**What you will do**
Extract the full listing verbatim and drop any pictures from your copy.

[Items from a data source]
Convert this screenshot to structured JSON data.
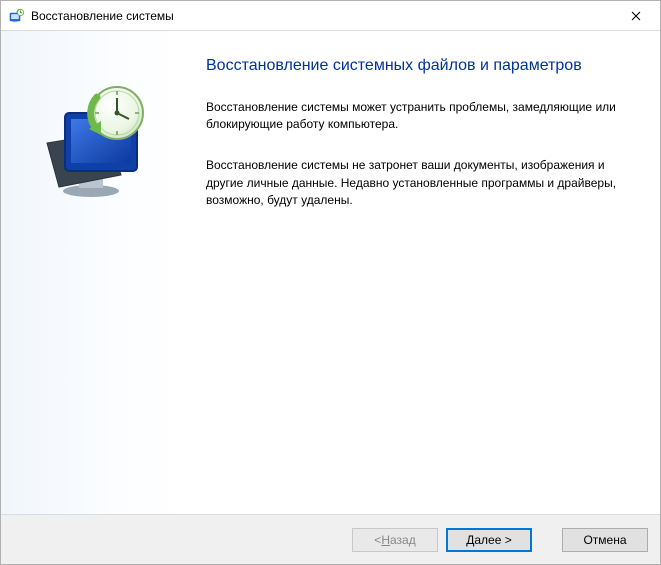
{
  "window": {
    "title": "Восстановление системы"
  },
  "content": {
    "heading": "Восстановление системных файлов и параметров",
    "para1": "Восстановление системы может устранить проблемы, замедляющие или блокирующие работу компьютера.",
    "para2": "Восстановление системы не затронет ваши документы, изображения и другие личные данные. Недавно установленные программы и драйверы, возможно, будут удалены."
  },
  "footer": {
    "back_prefix": "< ",
    "back_mn": "Н",
    "back_suffix": "азад",
    "next_mn": "Д",
    "next_suffix": "алее >",
    "cancel": "Отмена"
  },
  "icons": {
    "app": "system-restore-icon",
    "close": "close-icon",
    "graphic": "restore-graphic"
  }
}
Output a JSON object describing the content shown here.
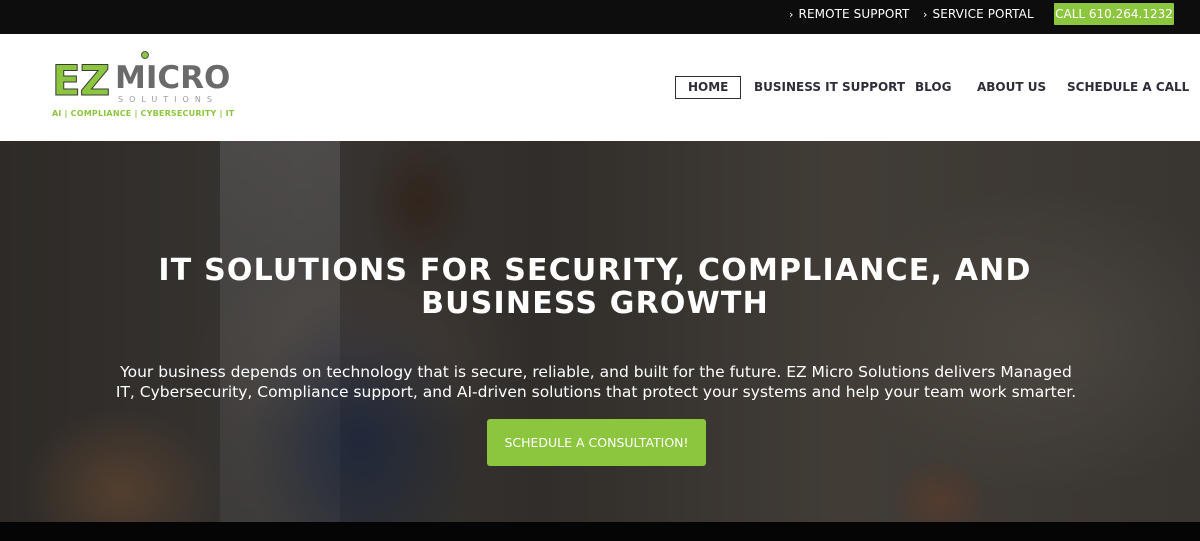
{
  "topbar": {
    "remote_support": "REMOTE SUPPORT",
    "service_portal": "SERVICE PORTAL",
    "call_label": "CALL 610.264.1232",
    "link_icon": "chevron-right-icon"
  },
  "logo": {
    "ez": "EZ",
    "micro": "MICRO",
    "solutions": "SOLUTIONS",
    "tagline": "AI | COMPLIANCE | CYBERSECURITY | IT"
  },
  "nav": {
    "items": [
      {
        "label": "HOME",
        "active": true
      },
      {
        "label": "BUSINESS IT SUPPORT",
        "active": false
      },
      {
        "label": "BLOG",
        "active": false
      },
      {
        "label": "ABOUT US",
        "active": false
      },
      {
        "label": "SCHEDULE A CALL",
        "active": false
      }
    ]
  },
  "hero": {
    "title": "IT SOLUTIONS FOR SECURITY, COMPLIANCE, AND BUSINESS GROWTH",
    "text": "Your business depends on technology that is secure, reliable, and built for the future. EZ Micro Solutions delivers Managed IT, Cybersecurity, Compliance support, and AI-driven solutions that protect your systems and help your team work smarter.",
    "cta": "SCHEDULE A CONSULTATION!"
  },
  "colors": {
    "accent": "#8cc63f",
    "topbar_bg": "#0d0d0d",
    "nav_text": "#2e2e3a"
  }
}
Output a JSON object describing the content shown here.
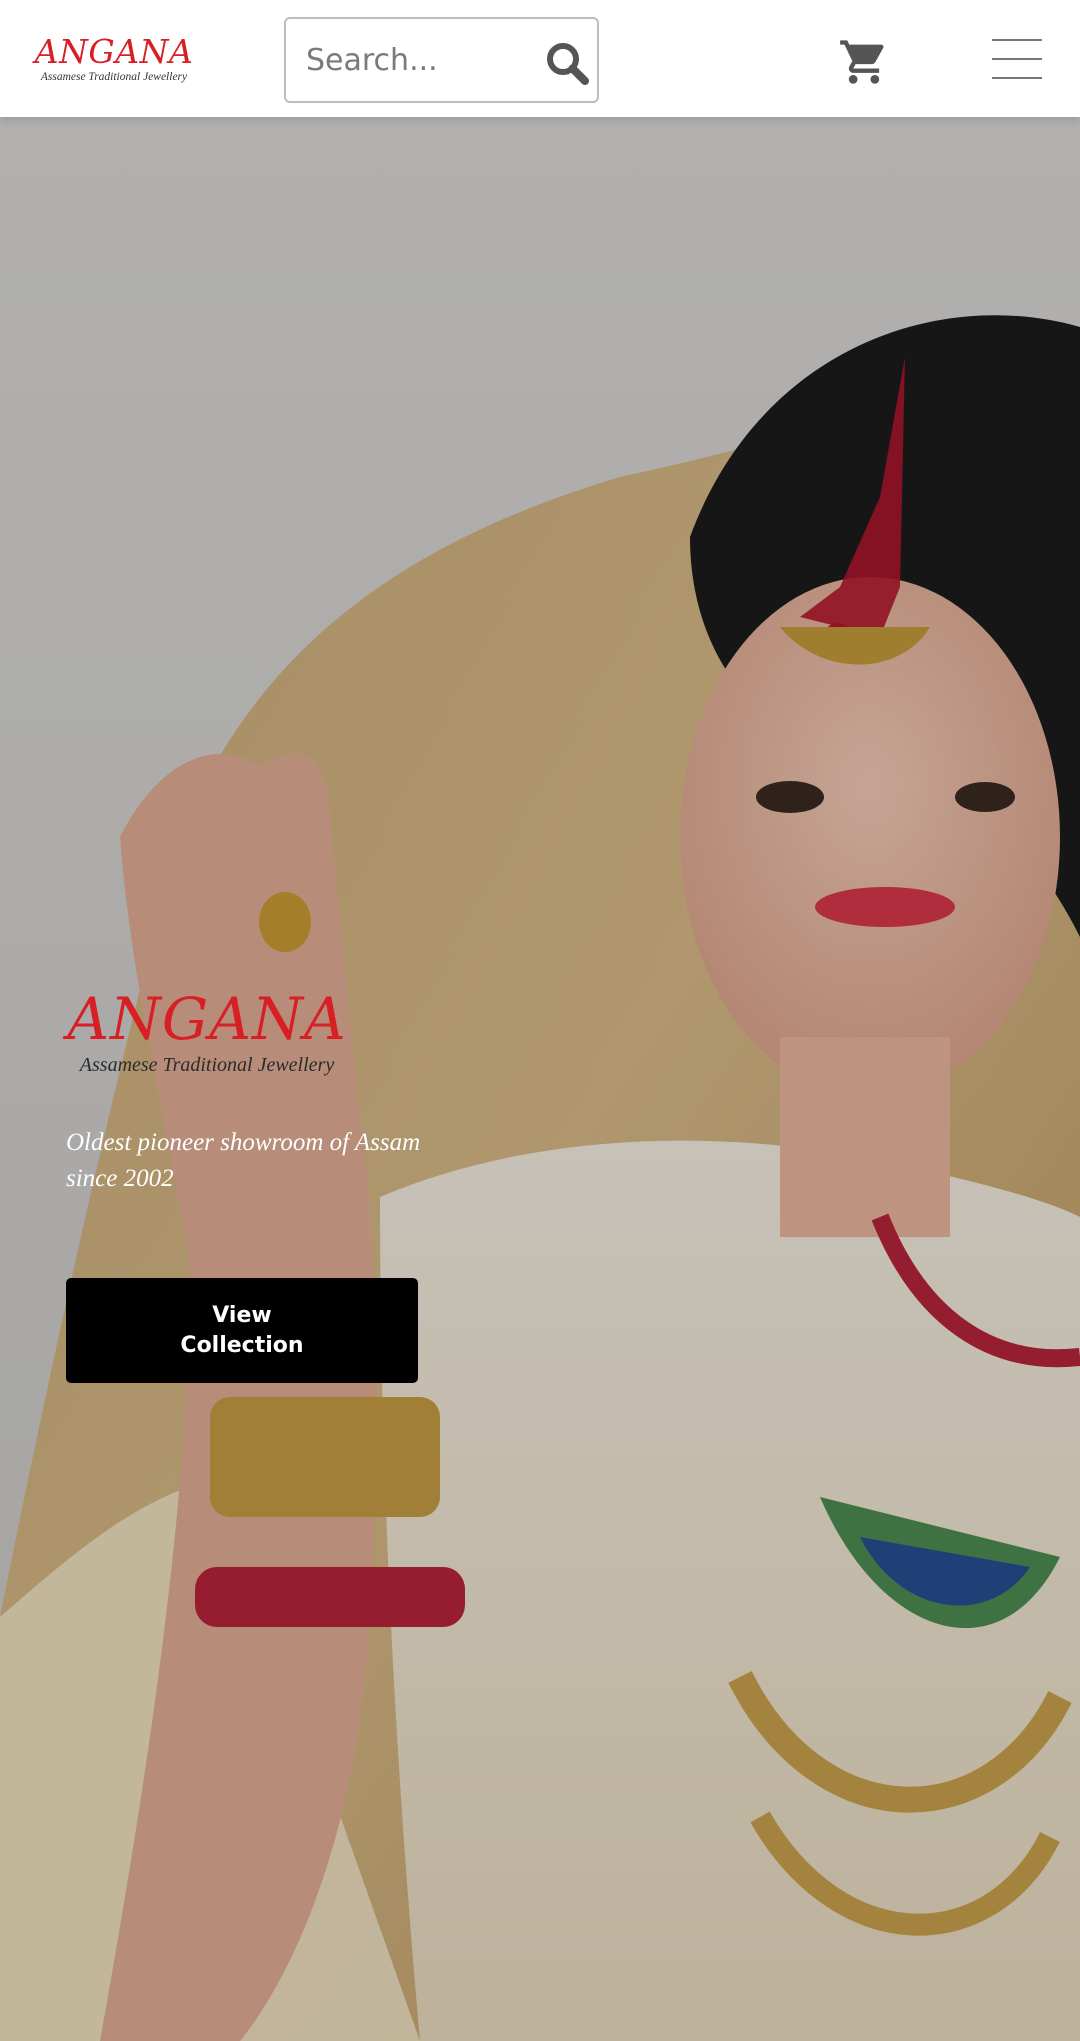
{
  "header": {
    "logo": {
      "title": "ANGANA",
      "subtitle": "Assamese Traditional Jewellery"
    },
    "search": {
      "placeholder": "Search..."
    },
    "icons": {
      "search": "search-icon",
      "cart": "cart-icon",
      "menu": "hamburger-menu-icon"
    }
  },
  "hero": {
    "logo": {
      "title": "ANGANA",
      "subtitle": "Assamese Traditional Jewellery"
    },
    "tagline": "Oldest pioneer showroom of Assam since 2002",
    "cta_label": "View Collection"
  },
  "colors": {
    "brand_red": "#d81f26",
    "button_bg": "#000000",
    "header_bg": "#ffffff"
  }
}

**Worked solution**
Convert this screenshot to structured JSON data.
{
  "window": {
    "title": "Восстановление системы"
  },
  "content": {
    "heading": "Восстановление системных файлов и параметров",
    "para1": "Восстановление системы может устранить проблемы, замедляющие или блокирующие работу компьютера.",
    "para2": "Восстановление системы не затронет ваши документы, изображения и другие личные данные. Недавно установленные программы и драйверы, возможно, будут удалены."
  },
  "footer": {
    "back_prefix": "< ",
    "back_mn": "Н",
    "back_suffix": "азад",
    "next_mn": "Д",
    "next_suffix": "алее >",
    "cancel": "Отмена"
  },
  "icons": {
    "app": "system-restore-icon",
    "close": "close-icon",
    "graphic": "restore-graphic"
  }
}
Output a JSON object describing the content shown here.
{
  "topbar": {
    "remote_support": "REMOTE SUPPORT",
    "service_portal": "SERVICE PORTAL",
    "call_label": "CALL 610.264.1232",
    "link_icon": "chevron-right-icon"
  },
  "logo": {
    "ez": "EZ",
    "micro": "MICRO",
    "solutions": "SOLUTIONS",
    "tagline": "AI | COMPLIANCE | CYBERSECURITY | IT"
  },
  "nav": {
    "items": [
      {
        "label": "HOME",
        "active": true
      },
      {
        "label": "BUSINESS IT SUPPORT",
        "active": false
      },
      {
        "label": "BLOG",
        "active": false
      },
      {
        "label": "ABOUT US",
        "active": false
      },
      {
        "label": "SCHEDULE A CALL",
        "active": false
      }
    ]
  },
  "hero": {
    "title": "IT SOLUTIONS FOR SECURITY, COMPLIANCE, AND BUSINESS GROWTH",
    "text": "Your business depends on technology that is secure, reliable, and built for the future. EZ Micro Solutions delivers Managed IT, Cybersecurity, Compliance support, and AI-driven solutions that protect your systems and help your team work smarter.",
    "cta": "SCHEDULE A CONSULTATION!"
  },
  "colors": {
    "accent": "#8cc63f",
    "topbar_bg": "#0d0d0d",
    "nav_text": "#2e2e3a"
  }
}
Output a JSON object describing the content shown here.
{
  "header": {
    "logo": {
      "title": "ANGANA",
      "subtitle": "Assamese Traditional Jewellery"
    },
    "search": {
      "placeholder": "Search..."
    },
    "icons": {
      "search": "search-icon",
      "cart": "cart-icon",
      "menu": "hamburger-menu-icon"
    }
  },
  "hero": {
    "logo": {
      "title": "ANGANA",
      "subtitle": "Assamese Traditional Jewellery"
    },
    "tagline": "Oldest pioneer showroom of Assam since 2002",
    "cta_label": "View Collection"
  },
  "colors": {
    "brand_red": "#d81f26",
    "button_bg": "#000000",
    "header_bg": "#ffffff"
  }
}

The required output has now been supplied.